• **Problem to work on**
Read the records and gather each line that includes "model".

╭─ Extracted information

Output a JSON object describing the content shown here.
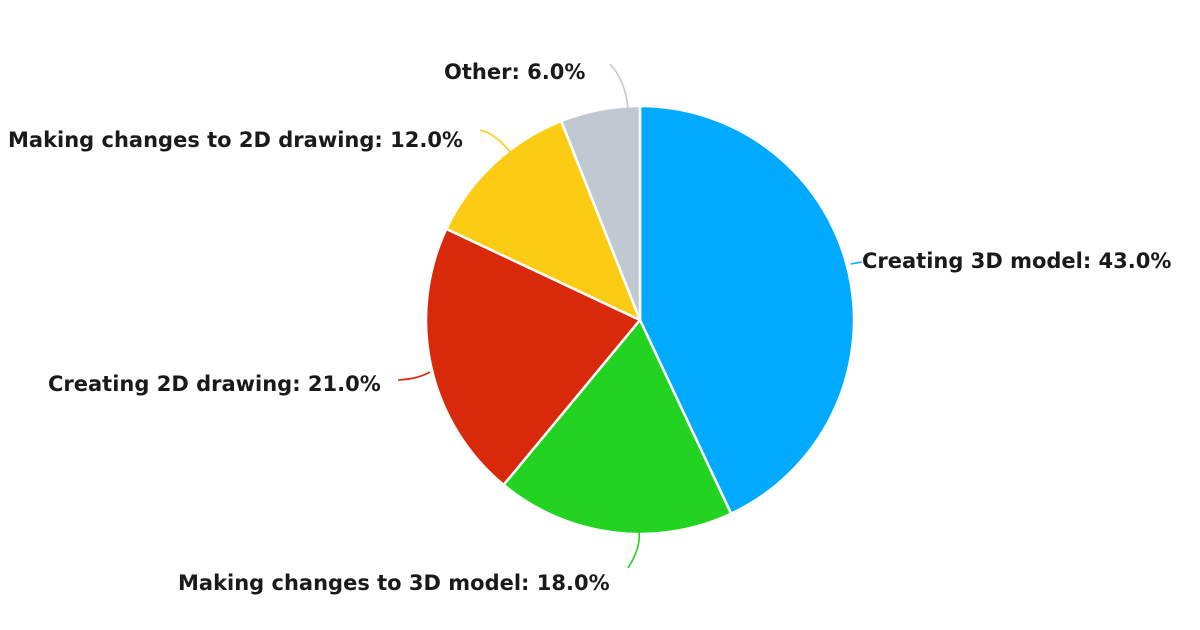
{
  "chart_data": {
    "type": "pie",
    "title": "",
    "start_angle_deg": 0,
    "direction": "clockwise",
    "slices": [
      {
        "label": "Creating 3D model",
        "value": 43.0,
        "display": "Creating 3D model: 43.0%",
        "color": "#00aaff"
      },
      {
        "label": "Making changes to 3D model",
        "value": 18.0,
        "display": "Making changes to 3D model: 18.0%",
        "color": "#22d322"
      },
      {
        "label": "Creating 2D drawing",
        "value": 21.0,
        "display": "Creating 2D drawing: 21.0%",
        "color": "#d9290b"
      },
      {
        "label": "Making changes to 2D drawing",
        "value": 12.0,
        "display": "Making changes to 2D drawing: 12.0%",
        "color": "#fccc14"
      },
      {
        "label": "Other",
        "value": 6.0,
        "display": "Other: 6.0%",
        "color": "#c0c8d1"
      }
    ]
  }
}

╰─

• **Completed task**
        "label": "Creating 3D model",
        "display": "Creating 3D model: 43.0%",
        "label": "Making changes to 3D model",
        "display": "Making changes to 3D model: 18.0%",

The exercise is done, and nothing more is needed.